> _WHAT TO WORK ON_
Without the pictures, return each record as it appears.
[Start INFORMATION PROVIDED]
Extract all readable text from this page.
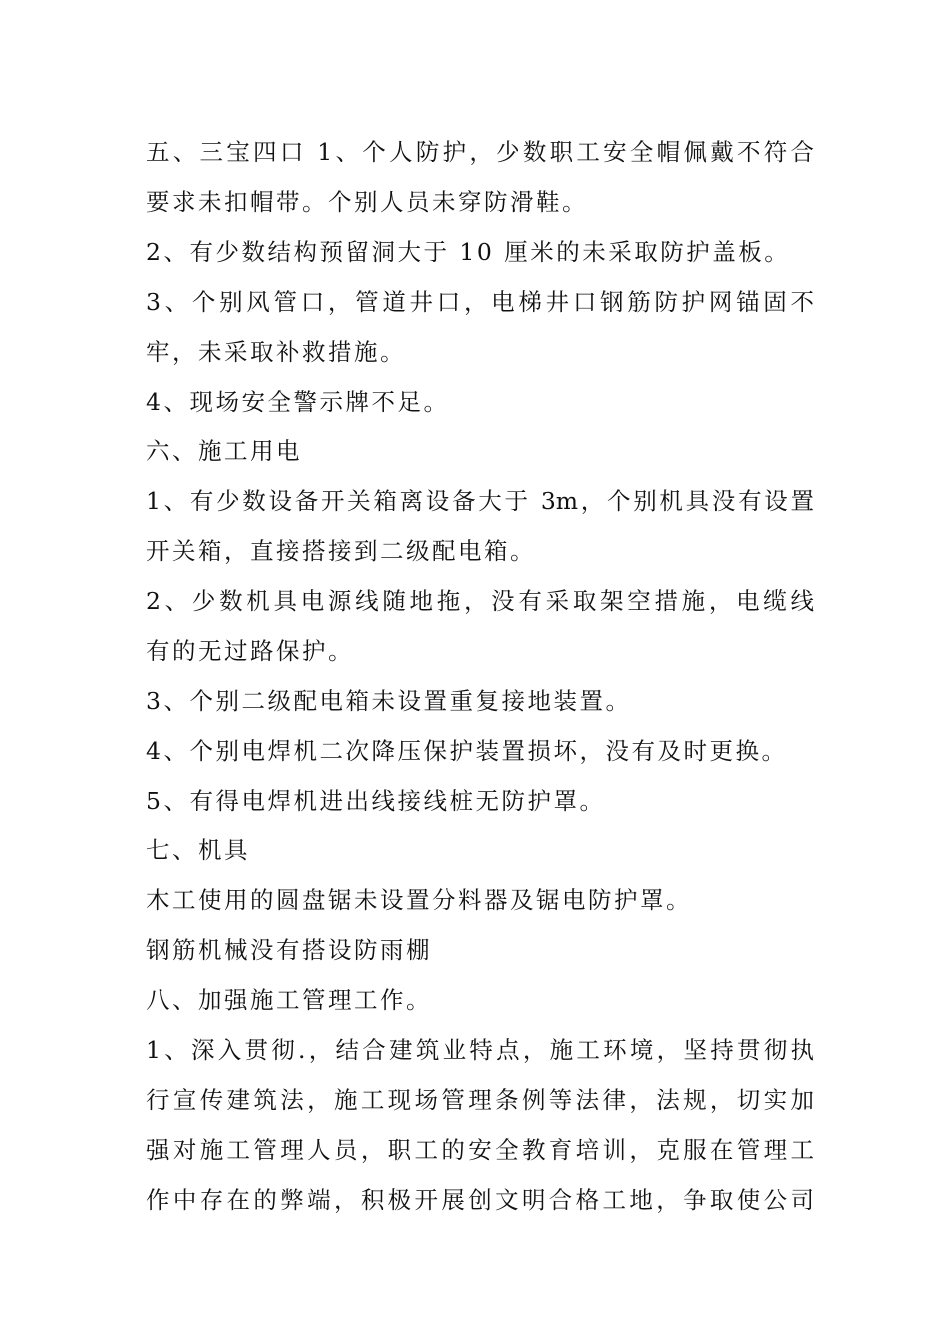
五、三宝四口 1、个人防护，少数职工安全帽佩戴不符合
要求未扣帽带。个别人员未穿防滑鞋。
2、有少数结构预留洞大于 10 厘米的未采取防护盖板。
3、个别风管口，管道井口，电梯井口钢筋防护网锚固不
牢，未采取补救措施。
4、现场安全警示牌不足。
六、施工用电
1、有少数设备开关箱离设备大于 3m，个别机具没有设置
开关箱，直接搭接到二级配电箱。
2、少数机具电源线随地拖，没有采取架空措施，电缆线
有的无过路保护。
3、个别二级配电箱未设置重复接地装置。
4、个别电焊机二次降压保护装置损坏，没有及时更换。
5、有得电焊机进出线接线桩无防护罩。
七、机具
木工使用的圆盘锯未设置分料器及锯电防护罩。
钢筋机械没有搭设防雨棚
八、加强施工管理工作。
1、深入贯彻.，结合建筑业特点，施工环境，坚持贯彻执
行宣传建筑法，施工现场管理条例等法律，法规，切实加
强对施工管理人员，职工的安全教育培训，克服在管理工
作中存在的弊端，积极开展创文明合格工地，争取使公司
[End INFORMATION PROVIDED]
> _FULL RESPONSE_
Extract all readable text from this page.
五、三宝四口 1、个人防护，少数职工安全帽佩戴不符合
要求未扣帽带。个别人员未穿防滑鞋。
2、有少数结构预留洞大于 10 厘米的未采取防护盖板。
3、个别风管口，管道井口，电梯井口钢筋防护网锚固不
牢，未采取补救措施。
4、现场安全警示牌不足。
六、施工用电
1、有少数设备开关箱离设备大于 3m，个别机具没有设置
开关箱，直接搭接到二级配电箱。
2、少数机具电源线随地拖，没有采取架空措施，电缆线
有的无过路保护。
3、个别二级配电箱未设置重复接地装置。
4、个别电焊机二次降压保护装置损坏，没有及时更换。
5、有得电焊机进出线接线桩无防护罩。
七、机具
木工使用的圆盘锯未设置分料器及锯电防护罩。
钢筋机械没有搭设防雨棚
八、加强施工管理工作。
1、深入贯彻.，结合建筑业特点，施工环境，坚持贯彻执
行宣传建筑法，施工现场管理条例等法律，法规，切实加
强对施工管理人员，职工的安全教育培训，克服在管理工
作中存在的弊端，积极开展创文明合格工地，争取使公司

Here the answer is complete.